[Begin Exercise input]

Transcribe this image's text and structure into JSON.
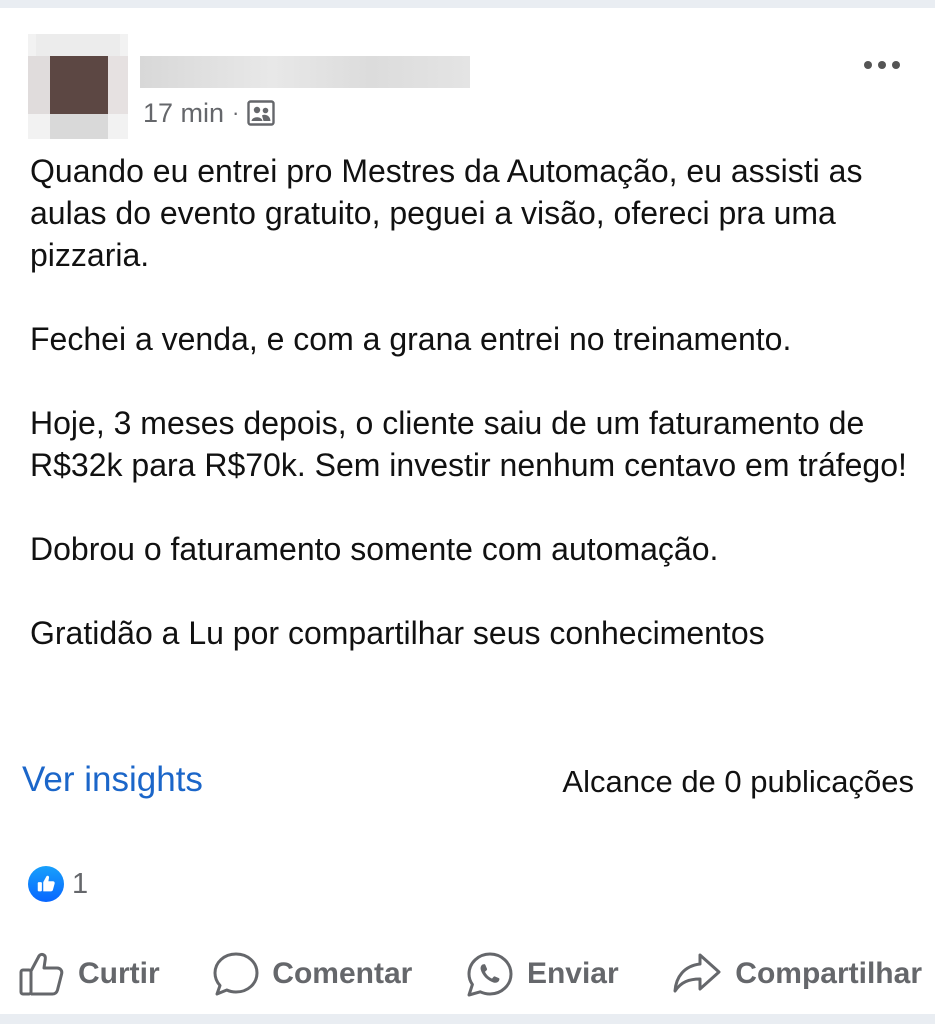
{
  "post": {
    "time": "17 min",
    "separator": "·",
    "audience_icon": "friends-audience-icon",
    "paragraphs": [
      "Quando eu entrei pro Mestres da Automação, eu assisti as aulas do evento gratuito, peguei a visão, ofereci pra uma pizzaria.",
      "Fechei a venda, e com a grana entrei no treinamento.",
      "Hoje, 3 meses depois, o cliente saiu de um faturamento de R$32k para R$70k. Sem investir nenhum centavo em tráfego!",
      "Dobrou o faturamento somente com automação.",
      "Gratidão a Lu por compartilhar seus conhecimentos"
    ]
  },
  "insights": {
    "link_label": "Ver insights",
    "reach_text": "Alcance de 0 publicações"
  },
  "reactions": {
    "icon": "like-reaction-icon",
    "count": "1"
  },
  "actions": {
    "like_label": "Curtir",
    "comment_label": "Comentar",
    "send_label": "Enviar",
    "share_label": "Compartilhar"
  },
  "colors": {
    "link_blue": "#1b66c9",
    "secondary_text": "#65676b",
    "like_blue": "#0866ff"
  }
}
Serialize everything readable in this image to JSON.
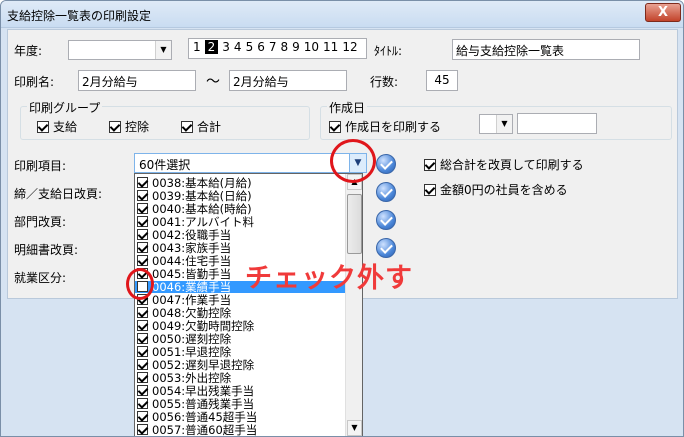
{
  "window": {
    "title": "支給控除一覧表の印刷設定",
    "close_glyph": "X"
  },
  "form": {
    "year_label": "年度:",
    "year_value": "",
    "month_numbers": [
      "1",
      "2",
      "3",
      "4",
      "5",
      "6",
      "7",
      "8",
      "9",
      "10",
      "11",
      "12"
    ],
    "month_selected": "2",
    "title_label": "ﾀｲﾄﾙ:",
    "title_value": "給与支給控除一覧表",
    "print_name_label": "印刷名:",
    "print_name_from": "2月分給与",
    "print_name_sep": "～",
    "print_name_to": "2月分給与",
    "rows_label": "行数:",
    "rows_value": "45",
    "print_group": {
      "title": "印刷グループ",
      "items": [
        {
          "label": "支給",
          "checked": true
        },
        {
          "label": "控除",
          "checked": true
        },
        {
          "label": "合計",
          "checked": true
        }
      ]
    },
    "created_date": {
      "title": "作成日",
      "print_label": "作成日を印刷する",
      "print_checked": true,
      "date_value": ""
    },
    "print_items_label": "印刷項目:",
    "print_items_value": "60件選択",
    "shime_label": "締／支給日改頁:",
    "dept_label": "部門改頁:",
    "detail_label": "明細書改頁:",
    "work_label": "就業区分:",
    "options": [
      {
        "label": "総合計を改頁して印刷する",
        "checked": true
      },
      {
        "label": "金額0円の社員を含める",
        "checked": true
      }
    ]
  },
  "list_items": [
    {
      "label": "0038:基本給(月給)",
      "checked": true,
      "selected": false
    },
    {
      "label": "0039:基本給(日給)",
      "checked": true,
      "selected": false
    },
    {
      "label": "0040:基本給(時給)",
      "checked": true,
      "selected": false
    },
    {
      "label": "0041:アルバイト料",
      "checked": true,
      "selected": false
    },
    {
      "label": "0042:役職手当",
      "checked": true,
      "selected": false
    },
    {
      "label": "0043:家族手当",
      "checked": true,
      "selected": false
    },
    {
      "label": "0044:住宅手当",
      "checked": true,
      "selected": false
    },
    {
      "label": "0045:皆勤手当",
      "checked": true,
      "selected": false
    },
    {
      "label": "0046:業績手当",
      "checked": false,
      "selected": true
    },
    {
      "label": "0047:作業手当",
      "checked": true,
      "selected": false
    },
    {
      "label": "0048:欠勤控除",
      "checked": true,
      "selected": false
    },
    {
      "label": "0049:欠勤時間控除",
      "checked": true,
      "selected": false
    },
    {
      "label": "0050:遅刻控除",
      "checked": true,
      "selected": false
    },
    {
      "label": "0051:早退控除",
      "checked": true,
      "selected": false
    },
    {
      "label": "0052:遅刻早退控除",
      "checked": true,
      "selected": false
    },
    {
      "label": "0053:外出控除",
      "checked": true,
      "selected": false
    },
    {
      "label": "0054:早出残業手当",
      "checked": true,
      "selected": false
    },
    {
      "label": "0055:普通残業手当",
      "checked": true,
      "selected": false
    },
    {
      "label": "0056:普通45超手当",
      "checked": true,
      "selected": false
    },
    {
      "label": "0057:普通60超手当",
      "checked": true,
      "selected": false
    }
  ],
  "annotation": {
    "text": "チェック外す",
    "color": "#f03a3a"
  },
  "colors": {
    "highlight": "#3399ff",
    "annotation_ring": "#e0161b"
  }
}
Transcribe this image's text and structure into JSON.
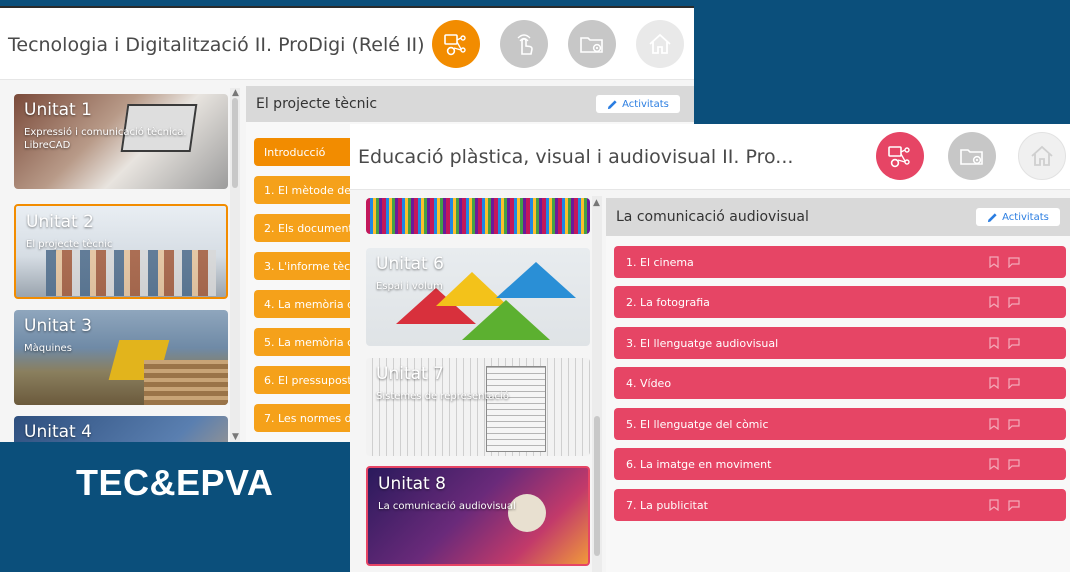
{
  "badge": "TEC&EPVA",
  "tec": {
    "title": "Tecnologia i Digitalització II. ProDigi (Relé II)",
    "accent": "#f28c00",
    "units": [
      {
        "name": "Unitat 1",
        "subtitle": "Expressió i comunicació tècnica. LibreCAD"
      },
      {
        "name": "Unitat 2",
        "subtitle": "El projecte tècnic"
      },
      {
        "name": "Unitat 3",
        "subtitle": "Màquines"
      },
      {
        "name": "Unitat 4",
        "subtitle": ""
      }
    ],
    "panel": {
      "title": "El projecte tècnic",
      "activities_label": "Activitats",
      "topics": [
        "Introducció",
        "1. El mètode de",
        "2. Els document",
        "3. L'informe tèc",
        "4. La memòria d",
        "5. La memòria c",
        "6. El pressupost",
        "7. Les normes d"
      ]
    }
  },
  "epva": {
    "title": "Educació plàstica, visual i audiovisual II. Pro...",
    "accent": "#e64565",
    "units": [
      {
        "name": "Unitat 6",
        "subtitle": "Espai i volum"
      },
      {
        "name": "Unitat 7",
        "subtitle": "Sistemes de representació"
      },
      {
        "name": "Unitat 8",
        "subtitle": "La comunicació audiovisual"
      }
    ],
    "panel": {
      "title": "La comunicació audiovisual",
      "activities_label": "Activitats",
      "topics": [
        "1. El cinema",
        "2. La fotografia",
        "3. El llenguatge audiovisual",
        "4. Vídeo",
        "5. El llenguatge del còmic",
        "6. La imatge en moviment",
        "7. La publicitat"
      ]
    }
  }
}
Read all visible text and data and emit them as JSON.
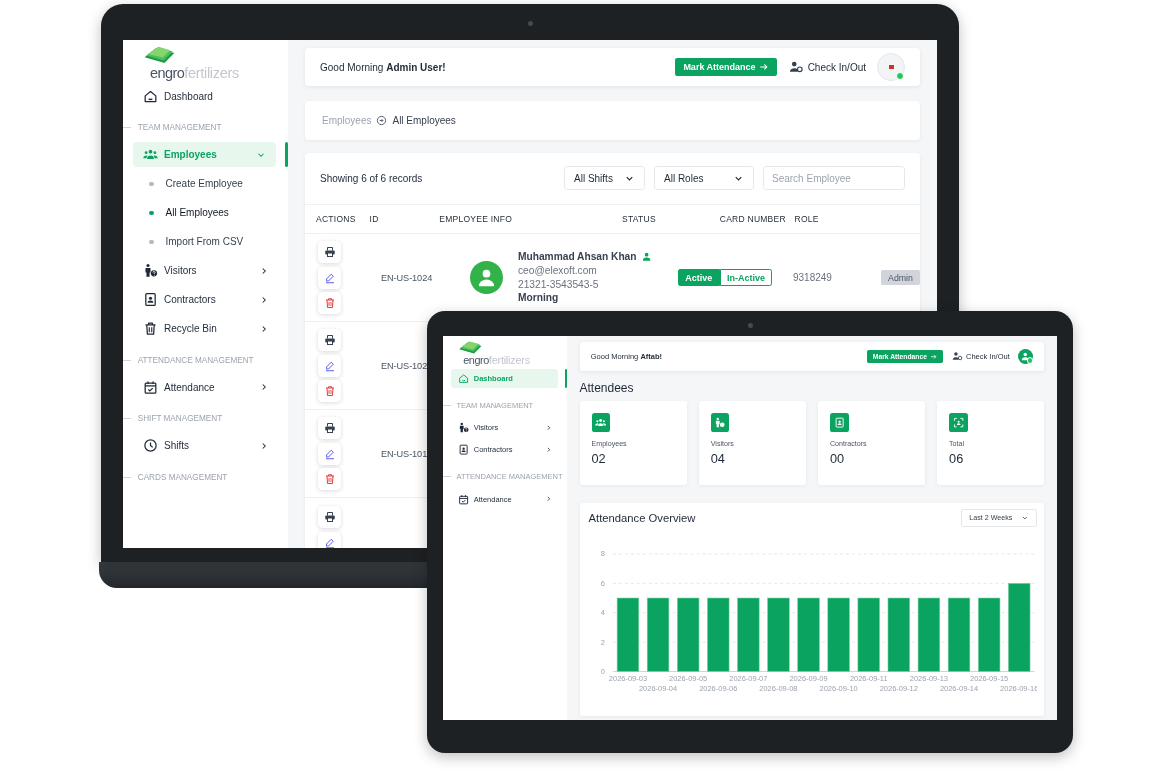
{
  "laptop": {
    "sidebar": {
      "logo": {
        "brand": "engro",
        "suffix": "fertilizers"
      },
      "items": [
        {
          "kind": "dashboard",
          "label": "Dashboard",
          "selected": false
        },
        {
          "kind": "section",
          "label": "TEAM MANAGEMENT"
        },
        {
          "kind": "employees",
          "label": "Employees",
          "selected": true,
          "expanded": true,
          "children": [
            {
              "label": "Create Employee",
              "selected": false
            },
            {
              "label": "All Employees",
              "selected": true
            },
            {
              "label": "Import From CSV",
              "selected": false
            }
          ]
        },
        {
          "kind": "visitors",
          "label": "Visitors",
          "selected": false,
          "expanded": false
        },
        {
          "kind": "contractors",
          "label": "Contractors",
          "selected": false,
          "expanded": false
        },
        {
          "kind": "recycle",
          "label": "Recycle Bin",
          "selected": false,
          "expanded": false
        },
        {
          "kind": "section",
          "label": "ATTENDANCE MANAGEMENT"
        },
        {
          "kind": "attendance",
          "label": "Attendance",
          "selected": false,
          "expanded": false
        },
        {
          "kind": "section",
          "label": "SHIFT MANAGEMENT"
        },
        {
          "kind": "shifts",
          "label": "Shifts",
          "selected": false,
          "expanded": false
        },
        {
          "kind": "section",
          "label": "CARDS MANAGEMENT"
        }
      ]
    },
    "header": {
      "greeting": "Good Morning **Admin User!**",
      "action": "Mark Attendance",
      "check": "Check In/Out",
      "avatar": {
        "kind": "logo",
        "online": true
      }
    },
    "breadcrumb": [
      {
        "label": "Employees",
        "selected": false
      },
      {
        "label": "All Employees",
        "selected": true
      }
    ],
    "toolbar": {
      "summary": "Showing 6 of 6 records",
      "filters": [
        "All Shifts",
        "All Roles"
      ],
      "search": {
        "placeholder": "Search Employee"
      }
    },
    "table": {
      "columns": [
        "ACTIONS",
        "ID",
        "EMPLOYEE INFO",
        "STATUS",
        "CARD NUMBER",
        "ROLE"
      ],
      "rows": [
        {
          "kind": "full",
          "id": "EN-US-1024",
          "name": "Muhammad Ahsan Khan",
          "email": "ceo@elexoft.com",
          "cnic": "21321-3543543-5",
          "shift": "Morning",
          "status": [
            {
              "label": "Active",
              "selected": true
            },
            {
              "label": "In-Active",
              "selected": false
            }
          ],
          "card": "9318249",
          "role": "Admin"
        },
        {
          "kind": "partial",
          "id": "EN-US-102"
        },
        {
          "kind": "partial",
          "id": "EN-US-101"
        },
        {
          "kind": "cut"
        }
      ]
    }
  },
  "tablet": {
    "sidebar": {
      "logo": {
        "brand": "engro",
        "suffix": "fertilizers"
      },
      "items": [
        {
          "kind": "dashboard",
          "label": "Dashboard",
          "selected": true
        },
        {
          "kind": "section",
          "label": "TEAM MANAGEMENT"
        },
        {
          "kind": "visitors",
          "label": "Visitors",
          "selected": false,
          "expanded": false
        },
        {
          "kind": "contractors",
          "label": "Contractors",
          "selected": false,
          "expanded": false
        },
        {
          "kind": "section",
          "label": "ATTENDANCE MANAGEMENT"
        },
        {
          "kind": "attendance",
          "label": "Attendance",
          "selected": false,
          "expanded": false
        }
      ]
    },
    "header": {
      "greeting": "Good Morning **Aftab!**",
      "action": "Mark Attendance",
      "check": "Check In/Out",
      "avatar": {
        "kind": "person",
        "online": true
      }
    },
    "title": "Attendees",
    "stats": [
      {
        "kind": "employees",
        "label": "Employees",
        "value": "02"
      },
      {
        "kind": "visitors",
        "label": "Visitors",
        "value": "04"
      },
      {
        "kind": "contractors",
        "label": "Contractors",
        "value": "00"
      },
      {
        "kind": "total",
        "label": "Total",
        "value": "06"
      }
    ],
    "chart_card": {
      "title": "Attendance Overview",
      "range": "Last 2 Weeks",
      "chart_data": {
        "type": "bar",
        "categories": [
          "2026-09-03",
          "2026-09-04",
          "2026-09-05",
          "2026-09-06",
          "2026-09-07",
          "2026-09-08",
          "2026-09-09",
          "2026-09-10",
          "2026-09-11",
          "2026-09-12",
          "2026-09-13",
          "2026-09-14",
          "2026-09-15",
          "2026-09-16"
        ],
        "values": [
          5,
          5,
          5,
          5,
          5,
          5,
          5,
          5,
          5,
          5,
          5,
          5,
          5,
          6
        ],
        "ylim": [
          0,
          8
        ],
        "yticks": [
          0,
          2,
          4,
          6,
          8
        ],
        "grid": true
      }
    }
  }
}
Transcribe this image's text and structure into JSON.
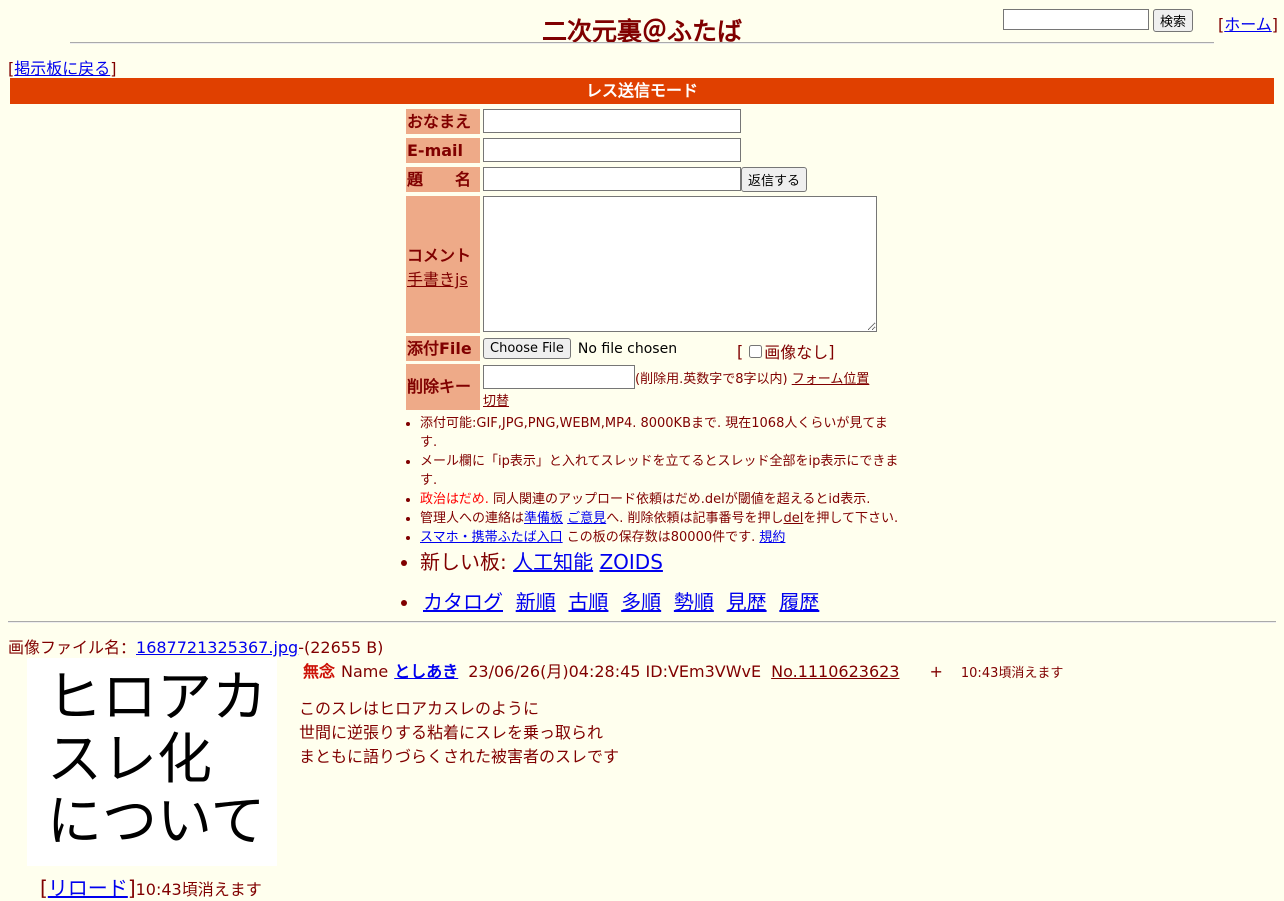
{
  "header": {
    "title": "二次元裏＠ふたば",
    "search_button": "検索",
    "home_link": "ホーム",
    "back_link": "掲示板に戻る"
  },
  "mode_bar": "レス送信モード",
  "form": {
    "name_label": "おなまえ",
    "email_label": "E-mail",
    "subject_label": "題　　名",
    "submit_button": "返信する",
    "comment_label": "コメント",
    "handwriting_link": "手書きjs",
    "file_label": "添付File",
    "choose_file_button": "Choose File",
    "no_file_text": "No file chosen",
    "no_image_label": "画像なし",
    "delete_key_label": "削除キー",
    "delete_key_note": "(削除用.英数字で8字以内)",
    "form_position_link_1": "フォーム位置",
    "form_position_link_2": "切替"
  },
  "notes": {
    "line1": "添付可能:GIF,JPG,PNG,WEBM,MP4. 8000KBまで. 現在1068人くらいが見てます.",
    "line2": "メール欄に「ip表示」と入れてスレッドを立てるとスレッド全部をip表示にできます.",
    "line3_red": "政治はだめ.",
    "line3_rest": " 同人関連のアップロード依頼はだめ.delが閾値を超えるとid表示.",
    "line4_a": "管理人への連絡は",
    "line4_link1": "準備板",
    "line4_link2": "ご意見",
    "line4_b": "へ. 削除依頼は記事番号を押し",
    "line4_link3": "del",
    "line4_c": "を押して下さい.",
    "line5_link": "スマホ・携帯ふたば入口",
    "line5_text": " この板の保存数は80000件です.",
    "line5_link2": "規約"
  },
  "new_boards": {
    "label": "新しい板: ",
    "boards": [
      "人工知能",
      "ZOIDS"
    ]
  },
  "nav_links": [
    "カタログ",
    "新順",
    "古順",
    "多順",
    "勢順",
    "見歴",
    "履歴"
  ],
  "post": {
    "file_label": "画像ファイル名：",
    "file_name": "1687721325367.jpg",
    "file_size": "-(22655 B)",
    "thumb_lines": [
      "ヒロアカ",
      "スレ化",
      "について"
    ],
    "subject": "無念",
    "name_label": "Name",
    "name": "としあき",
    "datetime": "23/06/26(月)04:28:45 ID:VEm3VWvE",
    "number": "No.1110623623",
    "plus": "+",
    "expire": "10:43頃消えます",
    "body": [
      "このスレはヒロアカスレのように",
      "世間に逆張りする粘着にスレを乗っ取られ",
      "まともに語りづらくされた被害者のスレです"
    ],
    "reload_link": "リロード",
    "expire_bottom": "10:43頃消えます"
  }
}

[End Exercise input]

**Exercise prompt:**
Check each line above for the word "faturamento" and copy the ones that have it.

**Task answer:**
      "Hoje, 3 meses depois, o cliente saiu de um faturamento de R$32k para R$70k. Sem investir nenhum centavo em tráfego!",
      "Dobrou o faturamento somente com automação.",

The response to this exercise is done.